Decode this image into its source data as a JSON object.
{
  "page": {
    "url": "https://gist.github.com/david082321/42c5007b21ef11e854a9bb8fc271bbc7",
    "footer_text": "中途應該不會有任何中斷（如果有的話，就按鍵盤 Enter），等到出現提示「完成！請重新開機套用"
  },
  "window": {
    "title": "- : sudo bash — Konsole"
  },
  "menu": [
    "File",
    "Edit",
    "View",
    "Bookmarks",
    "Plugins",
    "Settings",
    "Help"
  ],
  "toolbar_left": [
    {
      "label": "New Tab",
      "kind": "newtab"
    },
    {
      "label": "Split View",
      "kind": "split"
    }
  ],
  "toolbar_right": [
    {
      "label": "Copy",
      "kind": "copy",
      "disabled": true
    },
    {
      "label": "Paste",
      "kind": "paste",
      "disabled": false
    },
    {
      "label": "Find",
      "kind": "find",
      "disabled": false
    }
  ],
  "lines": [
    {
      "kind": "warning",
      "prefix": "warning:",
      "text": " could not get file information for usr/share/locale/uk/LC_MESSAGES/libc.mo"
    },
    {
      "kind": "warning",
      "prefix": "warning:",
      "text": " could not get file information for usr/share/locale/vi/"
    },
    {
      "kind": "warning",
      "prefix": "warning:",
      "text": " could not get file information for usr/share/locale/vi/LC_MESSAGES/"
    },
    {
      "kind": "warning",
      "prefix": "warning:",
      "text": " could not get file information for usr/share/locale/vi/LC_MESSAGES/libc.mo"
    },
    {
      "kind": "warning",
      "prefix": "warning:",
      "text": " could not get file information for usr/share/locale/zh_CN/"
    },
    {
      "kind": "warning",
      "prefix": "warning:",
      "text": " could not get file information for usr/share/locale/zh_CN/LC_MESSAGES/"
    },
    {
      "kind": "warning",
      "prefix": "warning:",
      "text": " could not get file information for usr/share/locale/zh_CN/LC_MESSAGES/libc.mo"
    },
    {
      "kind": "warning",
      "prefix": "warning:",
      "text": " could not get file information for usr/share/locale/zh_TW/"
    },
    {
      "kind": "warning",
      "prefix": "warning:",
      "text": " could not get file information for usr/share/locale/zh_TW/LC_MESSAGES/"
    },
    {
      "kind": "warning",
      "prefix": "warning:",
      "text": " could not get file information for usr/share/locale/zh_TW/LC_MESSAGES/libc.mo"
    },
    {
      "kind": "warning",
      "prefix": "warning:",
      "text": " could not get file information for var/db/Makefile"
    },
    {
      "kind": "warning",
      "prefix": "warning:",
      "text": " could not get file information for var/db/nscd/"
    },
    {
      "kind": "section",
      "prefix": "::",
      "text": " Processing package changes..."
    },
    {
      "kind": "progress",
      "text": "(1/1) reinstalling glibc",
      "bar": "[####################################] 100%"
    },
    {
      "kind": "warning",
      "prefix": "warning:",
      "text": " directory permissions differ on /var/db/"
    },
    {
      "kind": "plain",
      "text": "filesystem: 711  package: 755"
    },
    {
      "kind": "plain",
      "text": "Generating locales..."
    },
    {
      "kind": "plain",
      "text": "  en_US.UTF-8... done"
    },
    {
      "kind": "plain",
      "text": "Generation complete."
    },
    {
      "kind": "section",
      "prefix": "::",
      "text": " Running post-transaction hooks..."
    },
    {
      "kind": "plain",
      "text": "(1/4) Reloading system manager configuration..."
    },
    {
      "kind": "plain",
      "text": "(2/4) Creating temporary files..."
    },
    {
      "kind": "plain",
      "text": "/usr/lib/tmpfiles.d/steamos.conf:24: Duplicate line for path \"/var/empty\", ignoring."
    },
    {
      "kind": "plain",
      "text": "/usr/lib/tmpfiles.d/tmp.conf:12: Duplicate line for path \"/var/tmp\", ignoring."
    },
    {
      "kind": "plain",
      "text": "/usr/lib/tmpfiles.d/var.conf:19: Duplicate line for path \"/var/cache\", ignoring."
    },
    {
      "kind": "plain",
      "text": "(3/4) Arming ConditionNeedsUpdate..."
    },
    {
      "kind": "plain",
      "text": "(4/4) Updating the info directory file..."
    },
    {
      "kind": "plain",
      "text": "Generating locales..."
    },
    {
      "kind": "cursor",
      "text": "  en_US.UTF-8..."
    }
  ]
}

___

◆ Written task
Gather each line holding the string "package".

◆ Response for this exercise
      "text": " Processing package changes..."
      "text": "filesystem: 711  package: 755"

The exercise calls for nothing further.